**Objective**
Find how many lines contain "JSON" and state only that number.

**Material for this task**
* * *

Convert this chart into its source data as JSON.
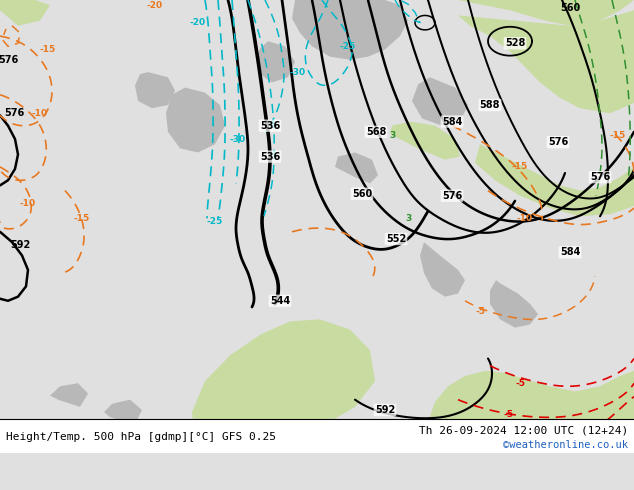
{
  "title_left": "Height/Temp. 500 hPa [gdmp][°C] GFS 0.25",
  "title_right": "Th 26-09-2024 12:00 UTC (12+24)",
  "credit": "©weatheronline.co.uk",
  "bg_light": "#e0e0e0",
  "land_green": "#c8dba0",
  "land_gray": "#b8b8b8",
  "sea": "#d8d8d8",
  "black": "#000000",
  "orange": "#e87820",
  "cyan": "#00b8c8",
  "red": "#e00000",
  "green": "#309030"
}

* * *

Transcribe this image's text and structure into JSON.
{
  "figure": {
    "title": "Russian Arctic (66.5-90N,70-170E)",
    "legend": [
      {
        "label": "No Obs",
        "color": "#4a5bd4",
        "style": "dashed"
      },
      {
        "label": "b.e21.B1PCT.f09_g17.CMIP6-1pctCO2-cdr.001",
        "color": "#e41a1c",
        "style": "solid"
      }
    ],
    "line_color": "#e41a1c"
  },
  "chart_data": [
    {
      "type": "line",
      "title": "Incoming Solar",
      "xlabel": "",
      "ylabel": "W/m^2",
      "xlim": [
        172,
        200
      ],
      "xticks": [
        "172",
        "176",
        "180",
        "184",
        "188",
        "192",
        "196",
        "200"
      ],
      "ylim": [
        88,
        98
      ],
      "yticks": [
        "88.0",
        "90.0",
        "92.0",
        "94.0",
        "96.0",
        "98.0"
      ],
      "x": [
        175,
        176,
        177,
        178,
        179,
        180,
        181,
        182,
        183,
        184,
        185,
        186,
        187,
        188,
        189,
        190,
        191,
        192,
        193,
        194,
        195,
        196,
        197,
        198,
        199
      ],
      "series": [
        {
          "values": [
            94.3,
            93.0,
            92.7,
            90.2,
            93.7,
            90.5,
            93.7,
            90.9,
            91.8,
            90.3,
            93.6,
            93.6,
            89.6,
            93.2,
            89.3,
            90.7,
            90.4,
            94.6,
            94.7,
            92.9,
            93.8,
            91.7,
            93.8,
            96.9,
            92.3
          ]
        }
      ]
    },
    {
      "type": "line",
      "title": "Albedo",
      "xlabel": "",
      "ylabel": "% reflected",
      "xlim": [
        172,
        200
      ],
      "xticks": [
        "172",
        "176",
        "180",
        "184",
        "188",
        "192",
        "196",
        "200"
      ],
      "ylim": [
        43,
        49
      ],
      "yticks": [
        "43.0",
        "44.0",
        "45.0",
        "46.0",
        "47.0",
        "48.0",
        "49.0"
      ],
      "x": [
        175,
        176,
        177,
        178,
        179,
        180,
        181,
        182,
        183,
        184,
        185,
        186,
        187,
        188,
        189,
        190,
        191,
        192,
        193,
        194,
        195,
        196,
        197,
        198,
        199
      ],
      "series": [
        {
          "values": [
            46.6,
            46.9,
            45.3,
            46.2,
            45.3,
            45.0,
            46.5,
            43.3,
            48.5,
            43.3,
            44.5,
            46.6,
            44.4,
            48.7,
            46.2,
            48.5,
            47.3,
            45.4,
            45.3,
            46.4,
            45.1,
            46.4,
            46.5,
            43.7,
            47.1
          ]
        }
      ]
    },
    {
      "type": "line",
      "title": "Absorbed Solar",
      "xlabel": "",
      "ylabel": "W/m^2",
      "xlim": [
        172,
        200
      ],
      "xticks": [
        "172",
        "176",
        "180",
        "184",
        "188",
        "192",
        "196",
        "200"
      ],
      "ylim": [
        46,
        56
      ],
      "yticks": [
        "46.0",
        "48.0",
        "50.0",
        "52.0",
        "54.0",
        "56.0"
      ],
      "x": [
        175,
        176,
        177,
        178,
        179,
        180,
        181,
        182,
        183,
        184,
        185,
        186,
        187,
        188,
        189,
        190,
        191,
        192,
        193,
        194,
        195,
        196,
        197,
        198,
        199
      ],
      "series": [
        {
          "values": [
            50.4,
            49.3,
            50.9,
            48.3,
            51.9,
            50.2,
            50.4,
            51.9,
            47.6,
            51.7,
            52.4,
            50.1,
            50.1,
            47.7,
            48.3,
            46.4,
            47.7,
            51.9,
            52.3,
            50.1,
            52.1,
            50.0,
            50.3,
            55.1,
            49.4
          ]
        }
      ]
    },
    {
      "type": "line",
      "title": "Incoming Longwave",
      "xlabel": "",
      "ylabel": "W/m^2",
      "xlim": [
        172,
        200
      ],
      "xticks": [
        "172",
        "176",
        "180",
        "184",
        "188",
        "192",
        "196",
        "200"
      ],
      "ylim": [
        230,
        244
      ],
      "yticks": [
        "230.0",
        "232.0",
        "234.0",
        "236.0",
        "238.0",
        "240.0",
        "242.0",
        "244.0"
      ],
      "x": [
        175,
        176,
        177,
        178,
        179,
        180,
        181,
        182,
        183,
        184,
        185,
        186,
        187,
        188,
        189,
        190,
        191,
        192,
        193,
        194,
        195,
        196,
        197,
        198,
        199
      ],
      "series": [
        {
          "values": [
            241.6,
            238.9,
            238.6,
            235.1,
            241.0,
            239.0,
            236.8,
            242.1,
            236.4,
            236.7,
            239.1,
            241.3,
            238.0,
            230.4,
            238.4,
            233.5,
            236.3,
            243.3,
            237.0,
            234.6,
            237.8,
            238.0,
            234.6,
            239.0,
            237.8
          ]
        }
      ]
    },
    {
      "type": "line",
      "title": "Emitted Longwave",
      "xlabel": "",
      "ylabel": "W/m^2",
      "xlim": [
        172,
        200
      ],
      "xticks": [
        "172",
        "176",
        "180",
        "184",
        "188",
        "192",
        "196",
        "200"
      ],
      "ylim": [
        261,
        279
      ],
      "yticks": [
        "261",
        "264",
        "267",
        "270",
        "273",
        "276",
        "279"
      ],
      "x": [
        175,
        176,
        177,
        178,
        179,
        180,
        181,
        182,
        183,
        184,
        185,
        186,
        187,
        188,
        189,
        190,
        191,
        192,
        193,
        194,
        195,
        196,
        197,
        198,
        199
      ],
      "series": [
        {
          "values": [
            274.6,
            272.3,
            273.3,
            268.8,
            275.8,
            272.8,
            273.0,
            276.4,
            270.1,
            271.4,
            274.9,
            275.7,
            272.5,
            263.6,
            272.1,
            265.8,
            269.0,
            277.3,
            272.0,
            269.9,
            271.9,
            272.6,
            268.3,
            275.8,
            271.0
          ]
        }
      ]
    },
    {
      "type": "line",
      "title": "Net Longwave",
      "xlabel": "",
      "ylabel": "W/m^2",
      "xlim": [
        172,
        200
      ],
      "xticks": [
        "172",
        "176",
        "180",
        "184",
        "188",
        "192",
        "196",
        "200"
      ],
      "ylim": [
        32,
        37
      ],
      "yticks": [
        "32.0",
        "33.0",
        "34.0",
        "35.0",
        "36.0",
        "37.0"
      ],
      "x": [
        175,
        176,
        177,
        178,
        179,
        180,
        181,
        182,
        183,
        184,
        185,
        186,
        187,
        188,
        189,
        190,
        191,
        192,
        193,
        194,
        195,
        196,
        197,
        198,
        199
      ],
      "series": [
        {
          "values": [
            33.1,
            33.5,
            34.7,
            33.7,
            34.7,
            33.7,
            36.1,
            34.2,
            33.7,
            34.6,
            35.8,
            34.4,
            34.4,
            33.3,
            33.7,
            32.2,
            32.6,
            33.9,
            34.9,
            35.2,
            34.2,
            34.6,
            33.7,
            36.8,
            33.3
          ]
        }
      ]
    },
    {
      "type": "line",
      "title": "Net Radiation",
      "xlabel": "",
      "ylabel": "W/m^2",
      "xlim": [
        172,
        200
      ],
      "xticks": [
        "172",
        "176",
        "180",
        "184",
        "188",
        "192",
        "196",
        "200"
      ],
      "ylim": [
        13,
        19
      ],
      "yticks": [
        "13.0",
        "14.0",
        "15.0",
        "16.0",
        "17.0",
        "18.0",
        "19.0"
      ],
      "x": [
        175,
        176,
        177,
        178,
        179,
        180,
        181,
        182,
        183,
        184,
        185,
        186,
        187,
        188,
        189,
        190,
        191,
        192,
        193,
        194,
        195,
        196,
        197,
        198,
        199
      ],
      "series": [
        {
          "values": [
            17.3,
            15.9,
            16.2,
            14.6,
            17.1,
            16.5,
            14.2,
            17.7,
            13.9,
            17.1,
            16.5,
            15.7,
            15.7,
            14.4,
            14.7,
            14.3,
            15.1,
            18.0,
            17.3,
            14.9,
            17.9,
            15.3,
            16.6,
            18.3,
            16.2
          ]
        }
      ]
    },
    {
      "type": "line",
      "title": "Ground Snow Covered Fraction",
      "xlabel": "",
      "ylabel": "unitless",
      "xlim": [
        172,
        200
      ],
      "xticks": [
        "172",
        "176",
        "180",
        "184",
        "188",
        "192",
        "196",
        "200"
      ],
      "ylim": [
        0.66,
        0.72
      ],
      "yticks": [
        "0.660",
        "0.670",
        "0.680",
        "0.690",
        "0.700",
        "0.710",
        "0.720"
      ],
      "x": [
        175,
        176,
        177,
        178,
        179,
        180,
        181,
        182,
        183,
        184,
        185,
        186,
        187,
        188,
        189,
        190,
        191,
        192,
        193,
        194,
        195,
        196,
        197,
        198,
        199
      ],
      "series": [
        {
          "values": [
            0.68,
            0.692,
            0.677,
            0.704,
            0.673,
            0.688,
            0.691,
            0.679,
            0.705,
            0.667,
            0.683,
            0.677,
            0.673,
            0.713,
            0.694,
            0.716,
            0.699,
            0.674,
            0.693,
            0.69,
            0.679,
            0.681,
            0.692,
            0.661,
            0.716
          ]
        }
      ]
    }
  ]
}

* * *

**Answer to this task**
2